= LISTED RECORDS =
▬▬▬
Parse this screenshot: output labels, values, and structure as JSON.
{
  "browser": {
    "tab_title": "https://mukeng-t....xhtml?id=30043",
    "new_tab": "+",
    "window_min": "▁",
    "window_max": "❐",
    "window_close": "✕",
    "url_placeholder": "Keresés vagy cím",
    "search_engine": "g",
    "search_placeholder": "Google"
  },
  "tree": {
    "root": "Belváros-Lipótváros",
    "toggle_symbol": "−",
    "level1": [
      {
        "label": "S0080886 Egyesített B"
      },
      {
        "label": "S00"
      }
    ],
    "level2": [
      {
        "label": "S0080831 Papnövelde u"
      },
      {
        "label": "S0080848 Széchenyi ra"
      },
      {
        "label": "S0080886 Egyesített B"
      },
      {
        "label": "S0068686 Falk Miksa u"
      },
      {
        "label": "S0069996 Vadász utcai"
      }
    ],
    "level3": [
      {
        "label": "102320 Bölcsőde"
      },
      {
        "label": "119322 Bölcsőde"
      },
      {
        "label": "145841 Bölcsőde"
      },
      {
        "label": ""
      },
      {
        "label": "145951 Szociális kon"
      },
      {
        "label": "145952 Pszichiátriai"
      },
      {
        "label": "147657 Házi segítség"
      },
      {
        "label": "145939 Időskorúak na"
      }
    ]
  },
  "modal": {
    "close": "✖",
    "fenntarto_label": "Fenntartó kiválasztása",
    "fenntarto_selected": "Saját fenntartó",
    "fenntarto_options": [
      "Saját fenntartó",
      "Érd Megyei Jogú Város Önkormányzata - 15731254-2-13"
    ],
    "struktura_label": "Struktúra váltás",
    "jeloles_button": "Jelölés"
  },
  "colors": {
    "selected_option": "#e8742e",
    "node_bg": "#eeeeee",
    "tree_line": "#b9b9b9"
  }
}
▬▬▬
Return a copy of every line that includes the word "Bölcsőde".

        "label": "102320 Bölcsőde"
        "label": "119322 Bölcsőde"
        "label": "145841 Bölcsőde"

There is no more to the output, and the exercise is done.